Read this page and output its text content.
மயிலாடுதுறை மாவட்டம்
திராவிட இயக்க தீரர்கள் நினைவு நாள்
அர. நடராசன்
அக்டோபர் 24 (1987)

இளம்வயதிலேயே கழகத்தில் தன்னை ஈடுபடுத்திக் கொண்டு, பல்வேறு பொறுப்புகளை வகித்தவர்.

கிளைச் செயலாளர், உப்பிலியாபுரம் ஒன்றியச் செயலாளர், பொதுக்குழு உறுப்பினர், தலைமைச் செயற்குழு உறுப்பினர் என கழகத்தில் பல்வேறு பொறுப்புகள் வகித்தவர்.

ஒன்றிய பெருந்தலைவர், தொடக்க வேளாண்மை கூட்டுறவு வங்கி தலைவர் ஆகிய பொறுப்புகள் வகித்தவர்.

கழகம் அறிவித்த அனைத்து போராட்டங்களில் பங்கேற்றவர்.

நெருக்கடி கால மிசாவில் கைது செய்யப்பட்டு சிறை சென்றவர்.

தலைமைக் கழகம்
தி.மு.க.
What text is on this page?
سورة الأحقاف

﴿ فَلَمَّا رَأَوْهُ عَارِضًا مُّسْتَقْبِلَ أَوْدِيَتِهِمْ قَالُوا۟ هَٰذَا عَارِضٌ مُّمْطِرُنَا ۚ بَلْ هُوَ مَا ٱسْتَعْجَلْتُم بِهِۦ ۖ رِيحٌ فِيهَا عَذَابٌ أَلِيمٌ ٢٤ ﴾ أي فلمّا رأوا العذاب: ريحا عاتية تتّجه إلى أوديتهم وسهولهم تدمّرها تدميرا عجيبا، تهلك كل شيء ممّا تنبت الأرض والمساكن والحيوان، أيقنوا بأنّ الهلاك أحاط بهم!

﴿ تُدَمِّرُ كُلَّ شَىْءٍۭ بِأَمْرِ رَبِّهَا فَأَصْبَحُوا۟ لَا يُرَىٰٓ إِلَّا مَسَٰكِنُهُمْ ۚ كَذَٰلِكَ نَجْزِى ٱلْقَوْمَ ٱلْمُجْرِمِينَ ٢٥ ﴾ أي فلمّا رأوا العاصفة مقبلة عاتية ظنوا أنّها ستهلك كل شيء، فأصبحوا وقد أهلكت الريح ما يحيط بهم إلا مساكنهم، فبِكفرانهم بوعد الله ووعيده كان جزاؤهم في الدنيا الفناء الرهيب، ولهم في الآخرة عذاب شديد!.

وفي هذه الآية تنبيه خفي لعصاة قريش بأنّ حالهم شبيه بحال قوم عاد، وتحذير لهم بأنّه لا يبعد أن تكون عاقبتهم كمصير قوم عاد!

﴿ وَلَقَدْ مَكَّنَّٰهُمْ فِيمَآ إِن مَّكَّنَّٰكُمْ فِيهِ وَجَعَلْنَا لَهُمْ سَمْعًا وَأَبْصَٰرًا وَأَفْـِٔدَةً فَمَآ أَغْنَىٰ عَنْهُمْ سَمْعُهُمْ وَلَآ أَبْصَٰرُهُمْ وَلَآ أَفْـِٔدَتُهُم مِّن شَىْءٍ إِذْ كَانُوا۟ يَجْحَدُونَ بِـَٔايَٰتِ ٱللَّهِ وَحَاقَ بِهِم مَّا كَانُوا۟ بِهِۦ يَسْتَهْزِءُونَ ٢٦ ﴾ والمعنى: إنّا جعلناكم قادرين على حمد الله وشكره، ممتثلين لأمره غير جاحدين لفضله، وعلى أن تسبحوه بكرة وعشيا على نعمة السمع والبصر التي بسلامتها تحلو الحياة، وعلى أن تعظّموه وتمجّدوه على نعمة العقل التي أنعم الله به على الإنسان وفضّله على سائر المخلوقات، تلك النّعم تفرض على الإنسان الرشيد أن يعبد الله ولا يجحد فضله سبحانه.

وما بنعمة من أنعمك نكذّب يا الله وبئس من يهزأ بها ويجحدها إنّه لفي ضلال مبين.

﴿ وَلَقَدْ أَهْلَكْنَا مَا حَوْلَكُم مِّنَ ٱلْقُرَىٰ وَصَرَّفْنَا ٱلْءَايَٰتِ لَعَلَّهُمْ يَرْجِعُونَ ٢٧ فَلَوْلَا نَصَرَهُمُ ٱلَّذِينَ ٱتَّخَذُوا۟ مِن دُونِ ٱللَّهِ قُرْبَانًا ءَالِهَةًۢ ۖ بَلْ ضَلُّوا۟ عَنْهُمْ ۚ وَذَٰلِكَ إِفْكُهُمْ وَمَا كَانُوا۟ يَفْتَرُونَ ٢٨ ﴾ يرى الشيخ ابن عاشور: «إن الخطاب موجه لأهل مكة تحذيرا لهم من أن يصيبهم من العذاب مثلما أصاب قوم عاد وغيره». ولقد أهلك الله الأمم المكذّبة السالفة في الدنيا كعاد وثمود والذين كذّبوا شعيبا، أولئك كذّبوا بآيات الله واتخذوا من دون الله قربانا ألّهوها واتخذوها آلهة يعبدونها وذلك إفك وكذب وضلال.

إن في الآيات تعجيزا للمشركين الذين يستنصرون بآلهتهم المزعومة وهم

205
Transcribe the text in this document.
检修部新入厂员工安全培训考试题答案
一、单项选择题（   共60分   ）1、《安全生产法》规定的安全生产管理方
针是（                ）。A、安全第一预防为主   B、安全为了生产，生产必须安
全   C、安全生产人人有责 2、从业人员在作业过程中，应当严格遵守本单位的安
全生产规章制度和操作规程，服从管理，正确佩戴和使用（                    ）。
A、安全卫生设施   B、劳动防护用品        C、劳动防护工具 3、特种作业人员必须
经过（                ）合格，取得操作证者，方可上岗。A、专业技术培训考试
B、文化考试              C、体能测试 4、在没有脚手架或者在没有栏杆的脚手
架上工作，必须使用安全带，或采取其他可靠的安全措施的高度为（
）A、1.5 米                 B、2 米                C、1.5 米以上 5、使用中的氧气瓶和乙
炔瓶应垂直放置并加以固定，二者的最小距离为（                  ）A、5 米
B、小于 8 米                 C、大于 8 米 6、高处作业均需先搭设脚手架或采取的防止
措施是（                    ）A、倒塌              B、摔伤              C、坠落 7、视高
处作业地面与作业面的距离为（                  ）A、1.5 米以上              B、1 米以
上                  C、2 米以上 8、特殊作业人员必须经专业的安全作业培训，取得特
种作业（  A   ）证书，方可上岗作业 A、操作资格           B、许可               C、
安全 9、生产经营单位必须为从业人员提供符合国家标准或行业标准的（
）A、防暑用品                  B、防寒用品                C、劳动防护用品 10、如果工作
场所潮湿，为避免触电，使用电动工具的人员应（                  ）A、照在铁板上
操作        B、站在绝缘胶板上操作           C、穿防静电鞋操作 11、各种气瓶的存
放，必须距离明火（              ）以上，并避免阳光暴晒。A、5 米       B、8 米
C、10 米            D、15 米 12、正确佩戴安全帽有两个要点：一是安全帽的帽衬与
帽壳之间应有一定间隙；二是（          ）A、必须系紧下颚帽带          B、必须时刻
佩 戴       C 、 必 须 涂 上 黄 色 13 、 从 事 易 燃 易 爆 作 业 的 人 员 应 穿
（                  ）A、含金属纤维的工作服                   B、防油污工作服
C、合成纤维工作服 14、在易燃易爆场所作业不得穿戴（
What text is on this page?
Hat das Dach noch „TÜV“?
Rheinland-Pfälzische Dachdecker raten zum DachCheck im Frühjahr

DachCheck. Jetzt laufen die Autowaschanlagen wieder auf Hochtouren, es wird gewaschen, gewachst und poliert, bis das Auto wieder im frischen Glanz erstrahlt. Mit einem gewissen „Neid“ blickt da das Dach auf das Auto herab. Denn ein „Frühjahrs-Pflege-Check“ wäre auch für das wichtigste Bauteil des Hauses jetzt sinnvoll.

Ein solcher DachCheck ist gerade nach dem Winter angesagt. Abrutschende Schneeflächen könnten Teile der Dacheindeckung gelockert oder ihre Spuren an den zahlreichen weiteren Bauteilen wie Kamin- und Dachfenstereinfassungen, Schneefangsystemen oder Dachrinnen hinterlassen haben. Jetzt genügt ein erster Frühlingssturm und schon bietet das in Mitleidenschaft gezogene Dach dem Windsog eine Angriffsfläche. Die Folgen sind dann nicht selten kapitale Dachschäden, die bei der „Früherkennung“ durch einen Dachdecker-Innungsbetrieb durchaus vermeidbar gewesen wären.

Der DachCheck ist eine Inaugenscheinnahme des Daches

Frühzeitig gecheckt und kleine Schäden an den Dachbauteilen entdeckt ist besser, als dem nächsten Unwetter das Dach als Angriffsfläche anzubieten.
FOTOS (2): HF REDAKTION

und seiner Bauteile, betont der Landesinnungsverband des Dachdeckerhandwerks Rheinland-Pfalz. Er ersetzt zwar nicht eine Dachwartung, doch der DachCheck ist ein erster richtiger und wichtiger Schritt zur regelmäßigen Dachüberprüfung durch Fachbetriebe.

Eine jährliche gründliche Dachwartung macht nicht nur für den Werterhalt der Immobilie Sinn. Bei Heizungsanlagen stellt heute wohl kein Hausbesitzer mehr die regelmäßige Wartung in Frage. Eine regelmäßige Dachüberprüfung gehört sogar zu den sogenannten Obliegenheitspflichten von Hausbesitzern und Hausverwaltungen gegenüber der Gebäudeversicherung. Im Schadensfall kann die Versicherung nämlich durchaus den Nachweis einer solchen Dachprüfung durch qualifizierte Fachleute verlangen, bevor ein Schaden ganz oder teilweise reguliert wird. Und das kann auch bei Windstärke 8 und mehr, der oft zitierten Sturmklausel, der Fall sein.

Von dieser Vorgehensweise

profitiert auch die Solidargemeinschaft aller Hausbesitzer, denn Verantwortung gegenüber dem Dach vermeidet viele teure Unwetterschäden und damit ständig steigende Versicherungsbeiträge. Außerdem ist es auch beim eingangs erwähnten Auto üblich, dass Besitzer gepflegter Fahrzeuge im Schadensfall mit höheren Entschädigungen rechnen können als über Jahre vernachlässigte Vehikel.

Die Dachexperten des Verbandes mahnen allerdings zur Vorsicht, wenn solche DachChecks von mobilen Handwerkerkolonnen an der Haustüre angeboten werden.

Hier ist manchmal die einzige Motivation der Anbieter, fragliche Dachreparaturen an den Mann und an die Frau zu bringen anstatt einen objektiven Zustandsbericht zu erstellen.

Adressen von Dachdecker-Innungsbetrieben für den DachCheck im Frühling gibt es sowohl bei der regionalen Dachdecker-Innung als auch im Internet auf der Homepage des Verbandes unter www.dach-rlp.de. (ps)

=-=-=-=-=

▶ _WORK INSTRUCTIONS_:
In the records above, find the lines containing "text" and copy them.

▶ _ANSWER TO THE PROBLEM_:
Read this page and output its text content.
What text is on this page?
Transcribe the text in this document.
What text is on this page?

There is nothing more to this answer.